* **Stated problem**:
Write out exactly the lines running from the one with "Transcribe this image's" to the end of the data, including both of those lines and excluding pictures.

────

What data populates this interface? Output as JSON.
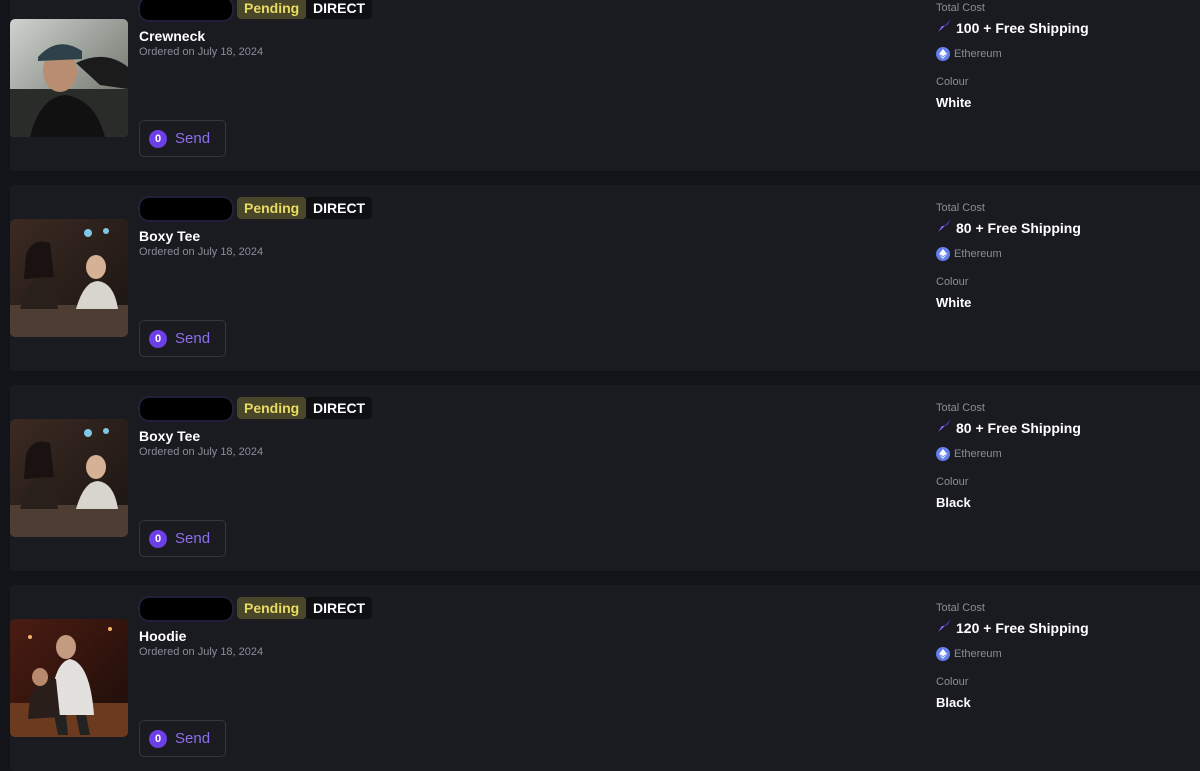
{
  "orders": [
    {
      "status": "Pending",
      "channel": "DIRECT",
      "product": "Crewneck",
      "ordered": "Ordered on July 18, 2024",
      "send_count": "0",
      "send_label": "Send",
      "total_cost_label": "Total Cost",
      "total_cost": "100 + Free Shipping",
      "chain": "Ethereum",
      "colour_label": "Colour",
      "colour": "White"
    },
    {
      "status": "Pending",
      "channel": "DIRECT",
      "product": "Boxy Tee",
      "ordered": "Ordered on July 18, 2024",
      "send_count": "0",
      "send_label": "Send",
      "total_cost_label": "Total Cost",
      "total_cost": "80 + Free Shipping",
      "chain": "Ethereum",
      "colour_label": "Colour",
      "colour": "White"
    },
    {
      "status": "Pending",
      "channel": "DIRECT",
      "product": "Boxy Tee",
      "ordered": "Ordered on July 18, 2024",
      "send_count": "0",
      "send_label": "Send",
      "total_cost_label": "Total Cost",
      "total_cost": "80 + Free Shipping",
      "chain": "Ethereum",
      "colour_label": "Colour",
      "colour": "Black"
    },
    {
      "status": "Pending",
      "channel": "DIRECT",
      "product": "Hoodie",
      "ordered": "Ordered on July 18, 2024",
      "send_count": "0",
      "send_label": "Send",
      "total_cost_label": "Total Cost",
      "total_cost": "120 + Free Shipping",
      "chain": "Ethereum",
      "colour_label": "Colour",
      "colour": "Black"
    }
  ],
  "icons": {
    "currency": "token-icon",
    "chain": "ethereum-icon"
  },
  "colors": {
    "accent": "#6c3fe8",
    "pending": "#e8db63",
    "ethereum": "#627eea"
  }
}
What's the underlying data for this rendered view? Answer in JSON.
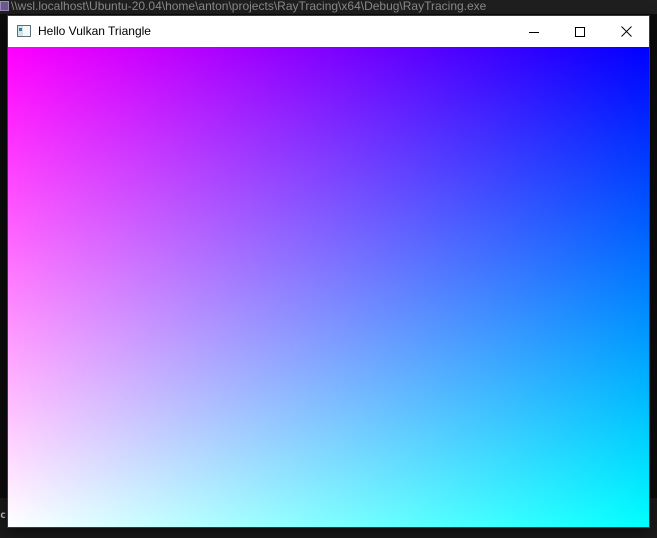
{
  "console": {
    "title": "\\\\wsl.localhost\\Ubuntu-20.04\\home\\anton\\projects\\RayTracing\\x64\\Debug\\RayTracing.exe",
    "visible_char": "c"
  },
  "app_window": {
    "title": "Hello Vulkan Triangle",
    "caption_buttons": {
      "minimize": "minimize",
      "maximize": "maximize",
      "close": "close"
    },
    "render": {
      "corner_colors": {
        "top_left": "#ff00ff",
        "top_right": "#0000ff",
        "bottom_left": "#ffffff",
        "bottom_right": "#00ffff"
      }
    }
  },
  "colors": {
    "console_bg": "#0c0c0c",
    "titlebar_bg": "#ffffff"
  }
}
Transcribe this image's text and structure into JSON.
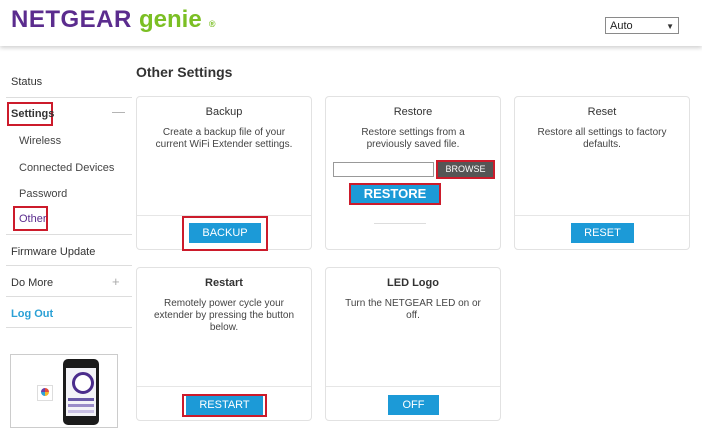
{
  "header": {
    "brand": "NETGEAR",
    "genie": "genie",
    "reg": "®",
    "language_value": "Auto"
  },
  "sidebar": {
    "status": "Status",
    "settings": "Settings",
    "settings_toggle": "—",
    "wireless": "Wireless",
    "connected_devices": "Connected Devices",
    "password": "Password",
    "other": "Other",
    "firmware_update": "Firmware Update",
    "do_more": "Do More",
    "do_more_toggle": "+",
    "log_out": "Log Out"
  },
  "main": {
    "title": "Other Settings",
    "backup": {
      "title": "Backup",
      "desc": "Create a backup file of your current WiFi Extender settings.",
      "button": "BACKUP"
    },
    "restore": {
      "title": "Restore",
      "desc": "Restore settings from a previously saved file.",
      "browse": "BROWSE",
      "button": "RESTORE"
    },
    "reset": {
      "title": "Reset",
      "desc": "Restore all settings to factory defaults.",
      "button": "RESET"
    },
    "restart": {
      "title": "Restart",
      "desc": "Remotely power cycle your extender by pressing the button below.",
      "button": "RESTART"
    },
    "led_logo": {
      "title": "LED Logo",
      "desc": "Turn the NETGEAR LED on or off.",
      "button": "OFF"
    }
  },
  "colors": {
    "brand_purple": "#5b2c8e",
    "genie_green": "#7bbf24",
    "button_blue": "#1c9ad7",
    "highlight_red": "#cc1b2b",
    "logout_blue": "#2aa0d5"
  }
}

────

* **Output**:
Transcribe this image's text and structure into JSON.
{
  "header": {
    "brand": "NETGEAR",
    "genie": "genie",
    "reg": "®",
    "language_value": "Auto"
  },
  "sidebar": {
    "status": "Status",
    "settings": "Settings",
    "settings_toggle": "—",
    "wireless": "Wireless",
    "connected_devices": "Connected Devices",
    "password": "Password",
    "other": "Other",
    "firmware_update": "Firmware Update",
    "do_more": "Do More",
    "do_more_toggle": "+",
    "log_out": "Log Out"
  },
  "main": {
    "title": "Other Settings",
    "backup": {
      "title": "Backup",
      "desc": "Create a backup file of your current WiFi Extender settings.",
      "button": "BACKUP"
    },
    "restore": {
      "title": "Restore",
      "desc": "Restore settings from a previously saved file.",
      "browse": "BROWSE",
      "button": "RESTORE"
    },
    "reset": {
      "title": "Reset",
      "desc": "Restore all settings to factory defaults.",
      "button": "RESET"
    },
    "restart": {
      "title": "Restart",
      "desc": "Remotely power cycle your extender by pressing the button below.",
      "button": "RESTART"
    },
    "led_logo": {
      "title": "LED Logo",
      "desc": "Turn the NETGEAR LED on or off.",
      "button": "OFF"
    }
  },
  "colors": {
    "brand_purple": "#5b2c8e",
    "genie_green": "#7bbf24",
    "button_blue": "#1c9ad7",
    "highlight_red": "#cc1b2b",
    "logout_blue": "#2aa0d5"
  }
}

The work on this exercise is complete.